→ Objective: Reproduce each line of the material exactly, minus any picture.
**** Material supplied ****
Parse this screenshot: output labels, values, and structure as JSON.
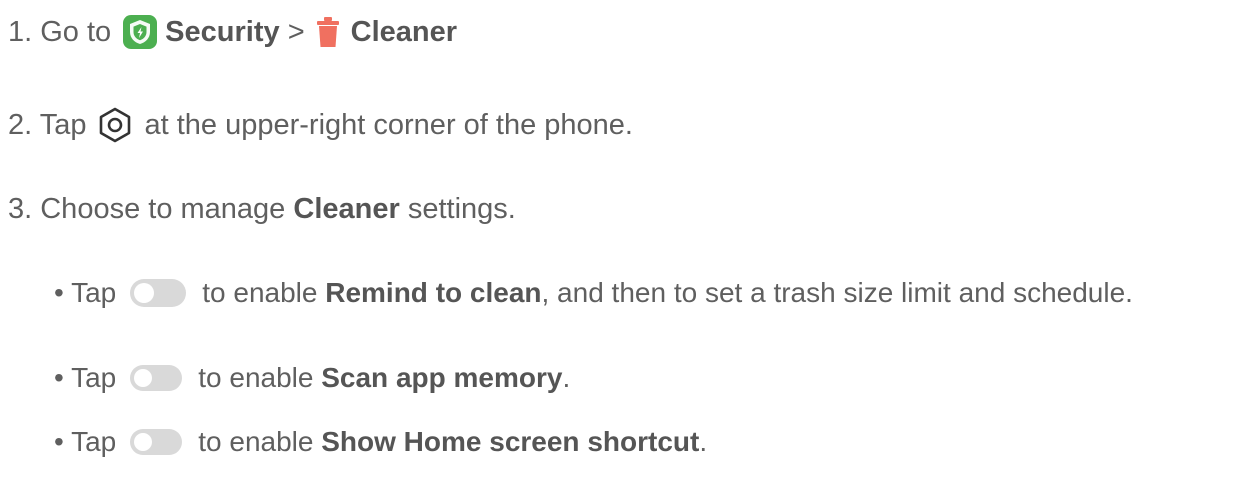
{
  "steps": {
    "s1": {
      "prefix": "1. Go to",
      "security_label": "Security",
      "separator": ">",
      "cleaner_label": "Cleaner",
      "security_icon": "security-shield-icon",
      "cleaner_icon": "trash-icon"
    },
    "s2": {
      "prefix": "2. Tap",
      "suffix": "at the upper-right corner of the phone.",
      "icon": "settings-gear-icon"
    },
    "s3": {
      "prefix": "3. Choose to manage",
      "bold": "Cleaner",
      "suffix": "settings."
    }
  },
  "bullets": [
    {
      "prefix": "• Tap",
      "middle": "to enable",
      "bold": "Remind to clean",
      "suffix": ", and then to set a trash size limit and schedule.",
      "toggle_state": "off"
    },
    {
      "prefix": "• Tap",
      "middle": "to enable",
      "bold": "Scan app memory",
      "suffix": ".",
      "toggle_state": "off"
    },
    {
      "prefix": "• Tap",
      "middle": "to enable",
      "bold": "Show Home screen shortcut",
      "suffix": ".",
      "toggle_state": "off"
    }
  ],
  "colors": {
    "text": "#5f5f5f",
    "security_green": "#4caf50",
    "cleaner_red": "#f07060",
    "toggle_off": "#d9d9d9"
  }
}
****
→ Full solution:
Parse this screenshot: output labels, values, and structure as JSON.
{
  "steps": {
    "s1": {
      "prefix": "1. Go to",
      "security_label": "Security",
      "separator": ">",
      "cleaner_label": "Cleaner",
      "security_icon": "security-shield-icon",
      "cleaner_icon": "trash-icon"
    },
    "s2": {
      "prefix": "2. Tap",
      "suffix": "at the upper-right corner of the phone.",
      "icon": "settings-gear-icon"
    },
    "s3": {
      "prefix": "3. Choose to manage",
      "bold": "Cleaner",
      "suffix": "settings."
    }
  },
  "bullets": [
    {
      "prefix": "• Tap",
      "middle": "to enable",
      "bold": "Remind to clean",
      "suffix": ", and then to set a trash size limit and schedule.",
      "toggle_state": "off"
    },
    {
      "prefix": "• Tap",
      "middle": "to enable",
      "bold": "Scan app memory",
      "suffix": ".",
      "toggle_state": "off"
    },
    {
      "prefix": "• Tap",
      "middle": "to enable",
      "bold": "Show Home screen shortcut",
      "suffix": ".",
      "toggle_state": "off"
    }
  ],
  "colors": {
    "text": "#5f5f5f",
    "security_green": "#4caf50",
    "cleaner_red": "#f07060",
    "toggle_off": "#d9d9d9"
  }
}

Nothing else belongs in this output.